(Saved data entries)

━━━━

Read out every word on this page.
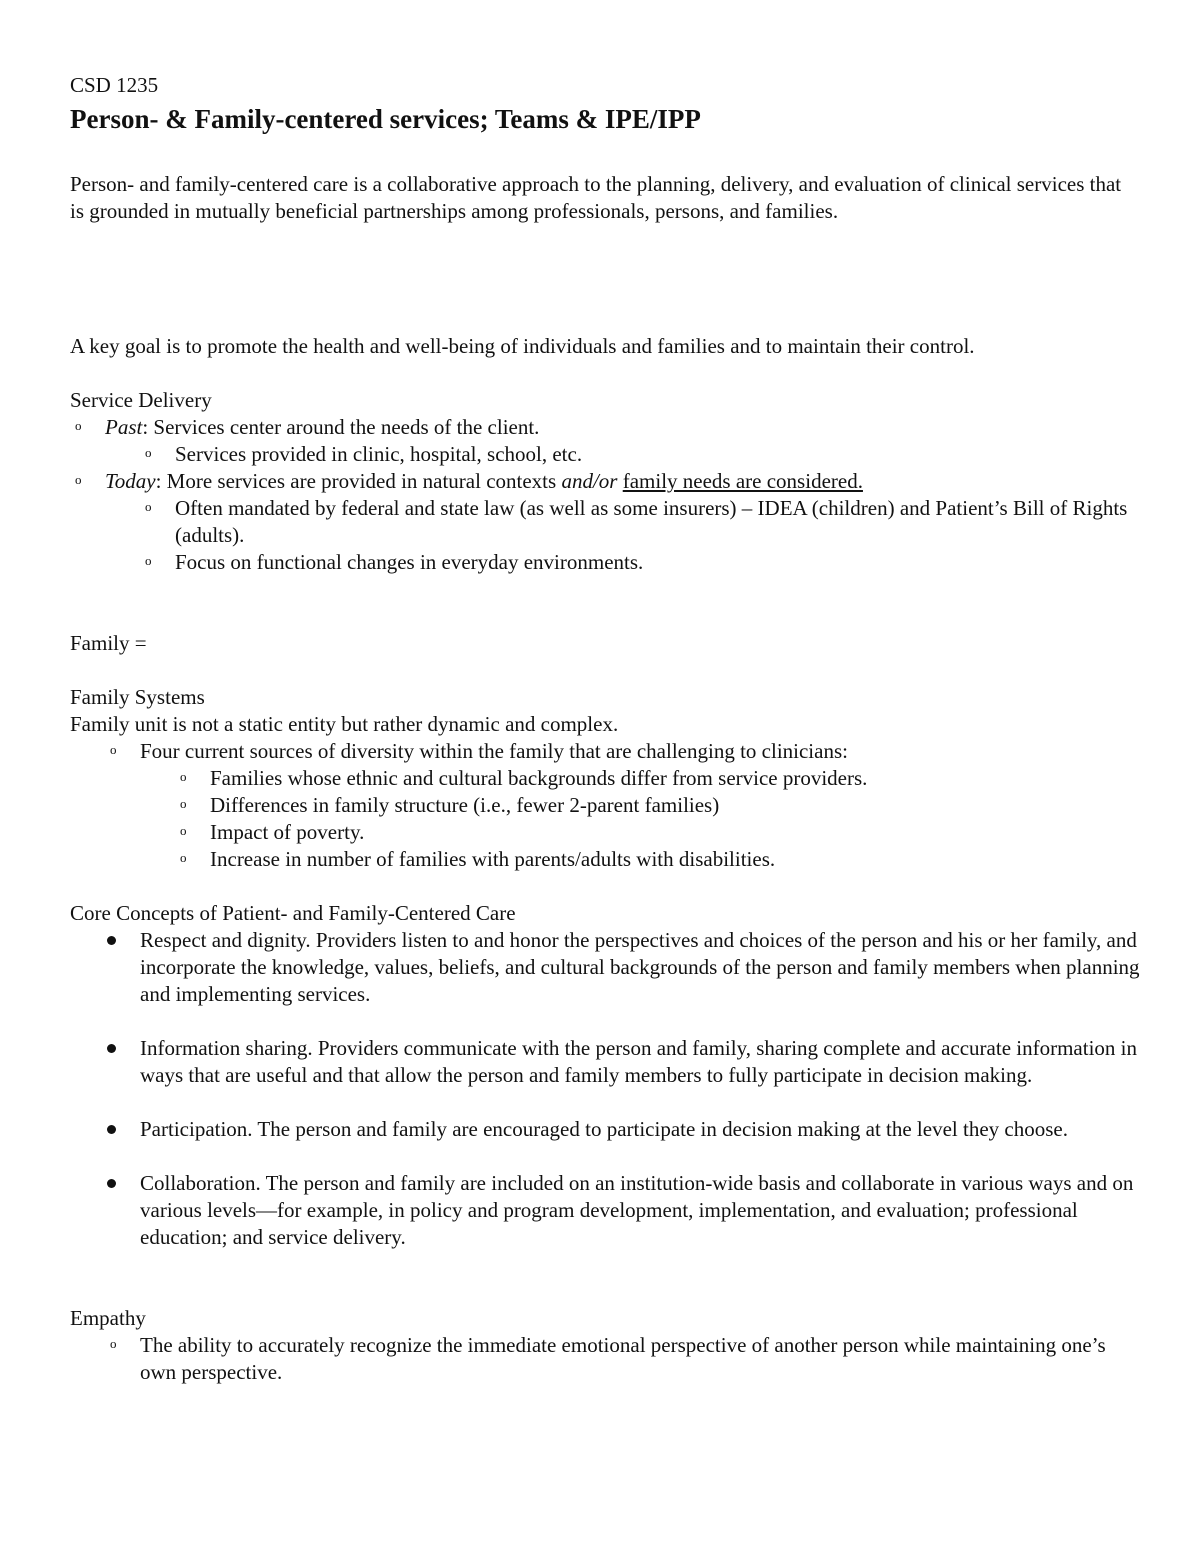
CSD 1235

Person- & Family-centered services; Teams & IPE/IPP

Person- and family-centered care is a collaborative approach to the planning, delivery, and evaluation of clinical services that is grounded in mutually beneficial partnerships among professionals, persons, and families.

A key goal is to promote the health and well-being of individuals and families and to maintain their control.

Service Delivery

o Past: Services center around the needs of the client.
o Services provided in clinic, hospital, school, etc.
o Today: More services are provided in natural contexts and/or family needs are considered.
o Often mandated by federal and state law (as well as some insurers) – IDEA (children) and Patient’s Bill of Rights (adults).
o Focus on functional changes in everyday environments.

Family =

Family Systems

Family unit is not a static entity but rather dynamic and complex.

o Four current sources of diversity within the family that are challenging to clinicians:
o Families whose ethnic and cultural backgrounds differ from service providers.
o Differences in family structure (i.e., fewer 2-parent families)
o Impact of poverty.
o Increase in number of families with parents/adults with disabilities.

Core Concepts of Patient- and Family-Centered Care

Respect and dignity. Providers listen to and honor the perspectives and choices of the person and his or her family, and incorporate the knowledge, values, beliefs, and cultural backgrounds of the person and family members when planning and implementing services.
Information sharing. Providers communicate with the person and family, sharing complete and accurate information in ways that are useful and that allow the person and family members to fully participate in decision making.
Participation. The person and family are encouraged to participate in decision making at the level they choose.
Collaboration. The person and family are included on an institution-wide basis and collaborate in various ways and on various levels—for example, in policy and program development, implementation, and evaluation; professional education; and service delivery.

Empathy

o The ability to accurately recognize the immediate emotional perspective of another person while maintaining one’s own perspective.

━━━━

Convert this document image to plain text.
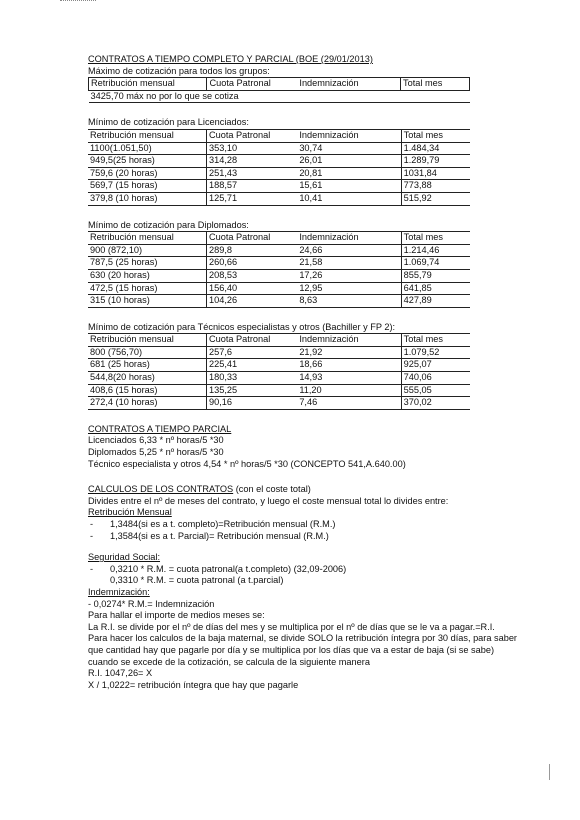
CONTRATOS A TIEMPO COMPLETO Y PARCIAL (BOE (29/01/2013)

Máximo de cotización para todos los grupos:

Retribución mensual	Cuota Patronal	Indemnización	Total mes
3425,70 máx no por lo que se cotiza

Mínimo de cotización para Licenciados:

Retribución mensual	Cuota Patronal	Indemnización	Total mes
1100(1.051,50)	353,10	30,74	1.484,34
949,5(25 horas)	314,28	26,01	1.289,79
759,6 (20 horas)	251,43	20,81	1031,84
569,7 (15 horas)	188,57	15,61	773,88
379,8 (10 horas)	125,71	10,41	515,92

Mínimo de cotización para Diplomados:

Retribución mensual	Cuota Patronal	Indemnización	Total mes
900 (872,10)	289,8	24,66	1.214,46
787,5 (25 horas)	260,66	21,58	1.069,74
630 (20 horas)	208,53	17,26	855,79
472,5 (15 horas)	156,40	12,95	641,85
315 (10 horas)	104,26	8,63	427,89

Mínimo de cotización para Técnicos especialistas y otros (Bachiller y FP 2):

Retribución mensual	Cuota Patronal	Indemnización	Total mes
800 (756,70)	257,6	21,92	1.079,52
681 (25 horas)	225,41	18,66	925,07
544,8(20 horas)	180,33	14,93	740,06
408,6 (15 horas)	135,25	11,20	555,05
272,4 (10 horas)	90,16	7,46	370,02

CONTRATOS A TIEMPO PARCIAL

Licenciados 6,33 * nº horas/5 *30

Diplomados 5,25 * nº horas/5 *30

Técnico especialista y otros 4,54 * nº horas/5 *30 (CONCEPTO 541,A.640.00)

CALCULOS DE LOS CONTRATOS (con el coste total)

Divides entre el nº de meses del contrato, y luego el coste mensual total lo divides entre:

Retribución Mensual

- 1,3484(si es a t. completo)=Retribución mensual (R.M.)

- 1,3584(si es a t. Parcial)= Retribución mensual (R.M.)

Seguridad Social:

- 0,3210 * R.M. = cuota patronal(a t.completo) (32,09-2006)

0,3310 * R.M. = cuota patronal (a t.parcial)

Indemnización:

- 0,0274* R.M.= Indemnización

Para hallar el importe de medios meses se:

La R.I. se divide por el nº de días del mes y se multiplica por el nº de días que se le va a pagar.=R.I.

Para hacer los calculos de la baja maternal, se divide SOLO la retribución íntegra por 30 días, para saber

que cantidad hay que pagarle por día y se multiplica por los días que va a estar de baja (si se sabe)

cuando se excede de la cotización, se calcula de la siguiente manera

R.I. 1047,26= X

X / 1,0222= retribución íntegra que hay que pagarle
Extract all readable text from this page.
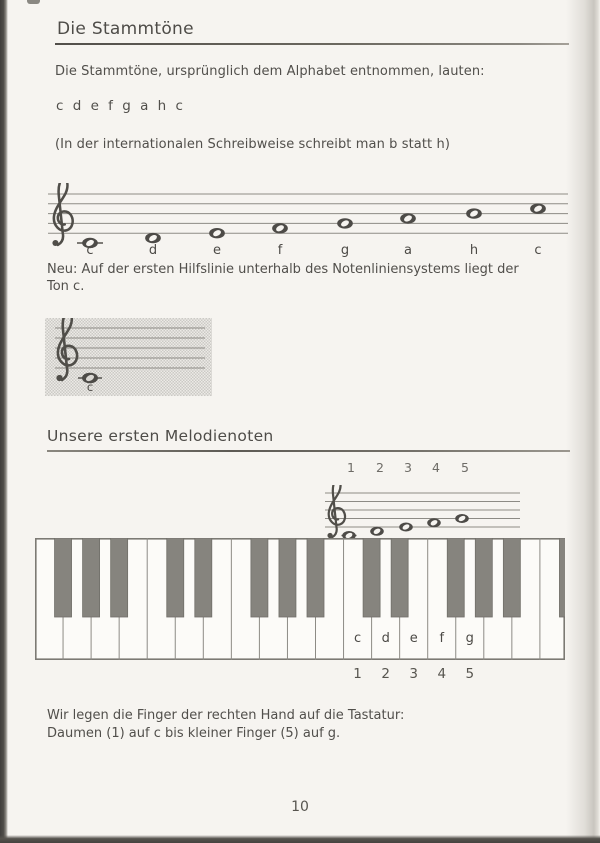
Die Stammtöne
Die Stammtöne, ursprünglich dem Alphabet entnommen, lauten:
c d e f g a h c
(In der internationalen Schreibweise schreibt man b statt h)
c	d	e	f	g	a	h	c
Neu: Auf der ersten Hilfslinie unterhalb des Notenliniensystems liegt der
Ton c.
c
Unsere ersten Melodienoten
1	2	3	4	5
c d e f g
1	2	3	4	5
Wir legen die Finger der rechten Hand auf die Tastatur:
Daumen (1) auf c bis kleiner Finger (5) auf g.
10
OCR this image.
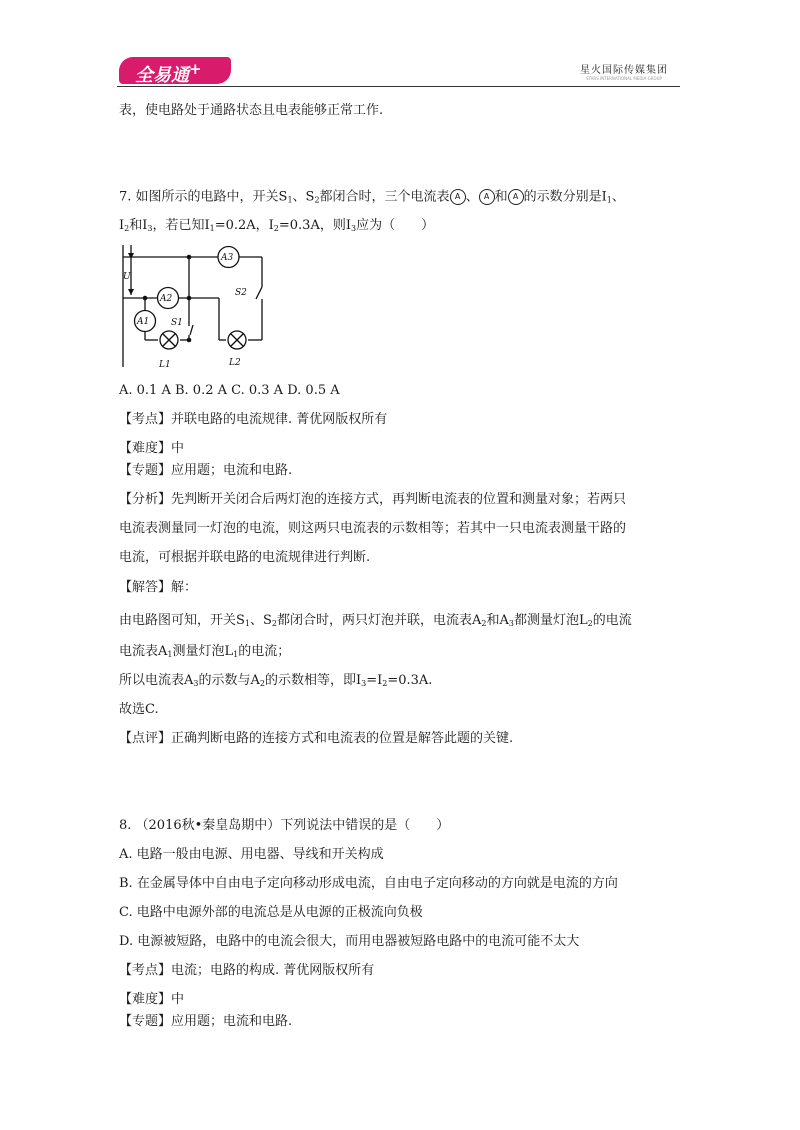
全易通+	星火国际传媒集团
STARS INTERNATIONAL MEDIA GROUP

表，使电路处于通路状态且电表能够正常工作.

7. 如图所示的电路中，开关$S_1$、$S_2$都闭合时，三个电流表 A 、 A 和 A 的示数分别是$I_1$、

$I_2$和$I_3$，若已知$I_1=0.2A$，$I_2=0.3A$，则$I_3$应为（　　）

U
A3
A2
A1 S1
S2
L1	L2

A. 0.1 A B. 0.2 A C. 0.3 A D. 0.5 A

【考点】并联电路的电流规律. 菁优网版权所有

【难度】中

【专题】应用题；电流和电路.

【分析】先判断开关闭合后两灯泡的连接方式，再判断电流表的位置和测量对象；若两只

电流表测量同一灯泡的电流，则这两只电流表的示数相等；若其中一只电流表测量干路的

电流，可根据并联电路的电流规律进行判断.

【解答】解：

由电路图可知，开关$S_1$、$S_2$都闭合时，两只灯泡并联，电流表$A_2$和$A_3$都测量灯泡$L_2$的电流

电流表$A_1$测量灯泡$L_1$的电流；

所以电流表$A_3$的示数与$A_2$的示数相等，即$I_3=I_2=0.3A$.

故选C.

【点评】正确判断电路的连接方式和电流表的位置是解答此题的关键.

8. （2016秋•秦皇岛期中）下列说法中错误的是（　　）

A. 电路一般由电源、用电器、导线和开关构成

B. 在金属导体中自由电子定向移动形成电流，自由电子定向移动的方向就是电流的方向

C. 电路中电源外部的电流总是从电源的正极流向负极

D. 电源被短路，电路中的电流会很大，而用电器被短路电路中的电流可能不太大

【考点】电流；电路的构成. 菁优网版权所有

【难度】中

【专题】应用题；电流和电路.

━━━━

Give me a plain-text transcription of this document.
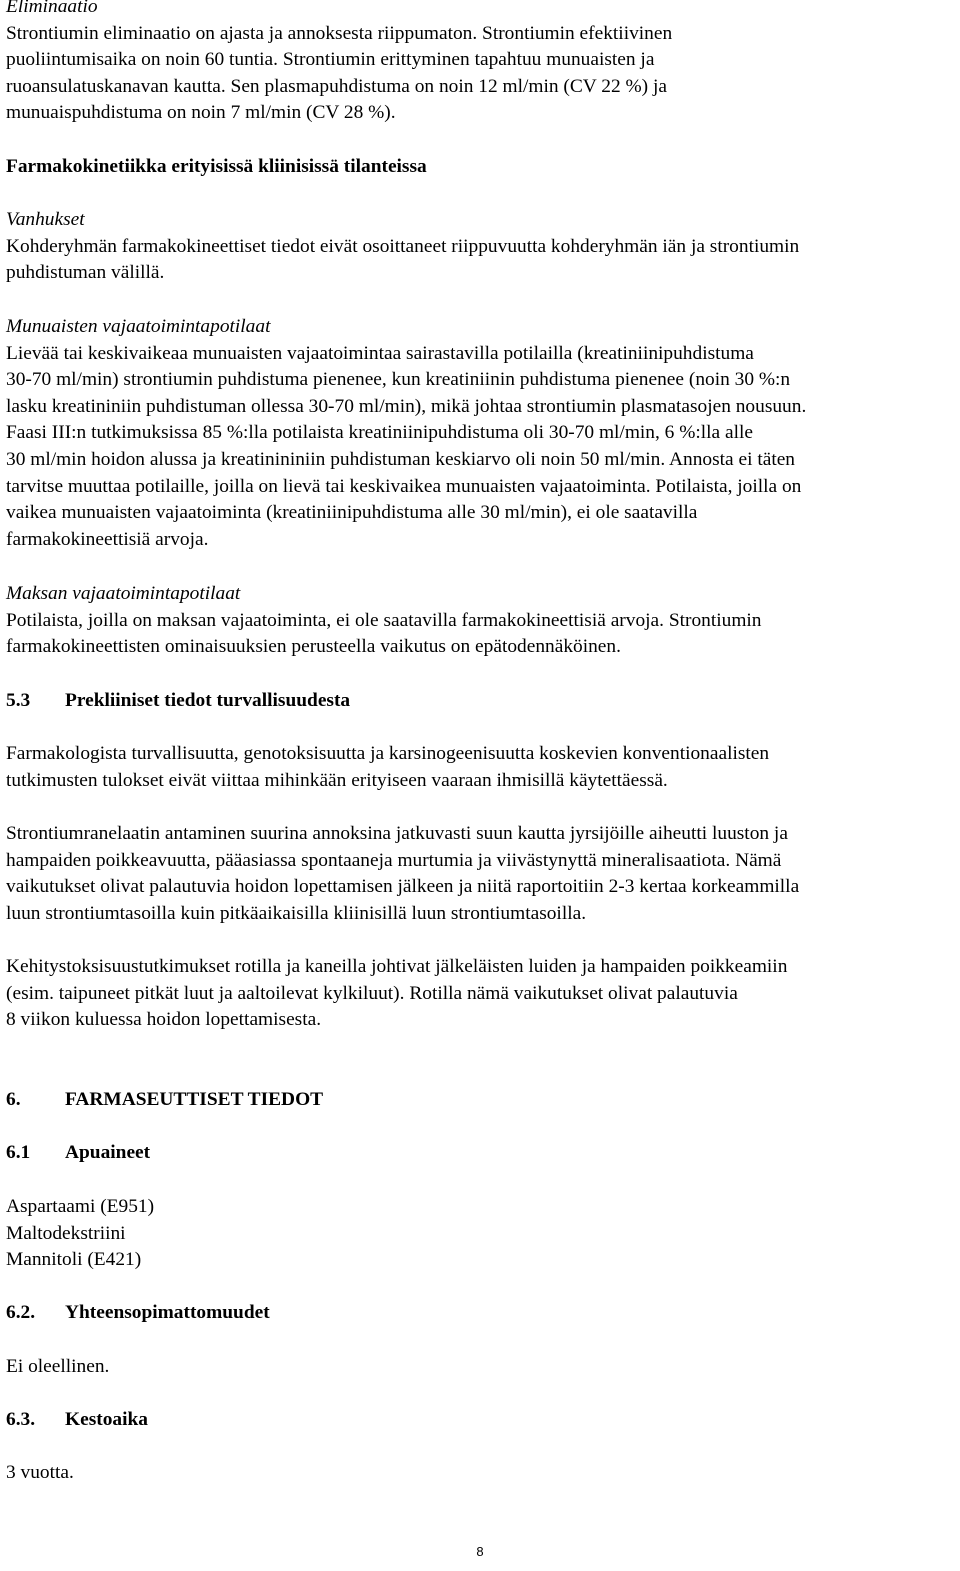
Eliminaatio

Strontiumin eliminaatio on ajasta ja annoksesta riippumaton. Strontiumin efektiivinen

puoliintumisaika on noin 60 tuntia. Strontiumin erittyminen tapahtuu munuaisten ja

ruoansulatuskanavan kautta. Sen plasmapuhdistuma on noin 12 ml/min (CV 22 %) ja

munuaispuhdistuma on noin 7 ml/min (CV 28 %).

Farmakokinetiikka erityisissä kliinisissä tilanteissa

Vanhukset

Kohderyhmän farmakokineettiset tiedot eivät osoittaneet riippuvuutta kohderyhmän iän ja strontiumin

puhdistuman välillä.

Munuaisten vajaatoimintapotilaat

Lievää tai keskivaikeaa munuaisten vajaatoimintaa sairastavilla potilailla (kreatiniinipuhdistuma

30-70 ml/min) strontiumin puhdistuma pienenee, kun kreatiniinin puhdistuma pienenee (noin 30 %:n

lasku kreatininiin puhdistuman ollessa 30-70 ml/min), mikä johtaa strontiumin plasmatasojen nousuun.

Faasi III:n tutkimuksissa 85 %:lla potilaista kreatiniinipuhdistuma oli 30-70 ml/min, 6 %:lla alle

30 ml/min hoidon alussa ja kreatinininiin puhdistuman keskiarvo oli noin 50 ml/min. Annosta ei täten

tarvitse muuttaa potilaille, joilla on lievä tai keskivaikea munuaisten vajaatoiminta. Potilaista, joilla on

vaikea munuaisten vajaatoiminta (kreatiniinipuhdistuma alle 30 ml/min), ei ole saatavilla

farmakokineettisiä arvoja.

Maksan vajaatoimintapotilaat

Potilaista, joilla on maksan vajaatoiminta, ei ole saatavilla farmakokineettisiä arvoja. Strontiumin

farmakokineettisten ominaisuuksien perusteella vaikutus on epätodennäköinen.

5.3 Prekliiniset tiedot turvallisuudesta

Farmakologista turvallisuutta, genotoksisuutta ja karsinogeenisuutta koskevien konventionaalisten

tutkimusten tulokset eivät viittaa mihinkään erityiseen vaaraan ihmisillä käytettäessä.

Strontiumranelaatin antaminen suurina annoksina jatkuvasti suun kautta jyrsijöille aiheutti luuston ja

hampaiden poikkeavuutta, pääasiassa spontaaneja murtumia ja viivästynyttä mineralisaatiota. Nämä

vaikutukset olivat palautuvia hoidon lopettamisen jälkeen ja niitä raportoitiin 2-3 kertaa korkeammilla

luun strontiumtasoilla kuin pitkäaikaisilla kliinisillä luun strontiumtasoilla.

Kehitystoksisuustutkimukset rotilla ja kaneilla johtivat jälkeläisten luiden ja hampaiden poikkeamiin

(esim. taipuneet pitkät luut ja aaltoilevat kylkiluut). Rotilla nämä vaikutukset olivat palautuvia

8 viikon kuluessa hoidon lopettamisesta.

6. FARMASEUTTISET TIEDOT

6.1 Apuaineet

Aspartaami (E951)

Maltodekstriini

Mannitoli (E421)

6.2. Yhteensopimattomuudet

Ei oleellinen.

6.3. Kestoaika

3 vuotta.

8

━━━━

## [Challenge]
What is the number of lines above that contain "ways"? Answer with that number only.

## [Full answer]
2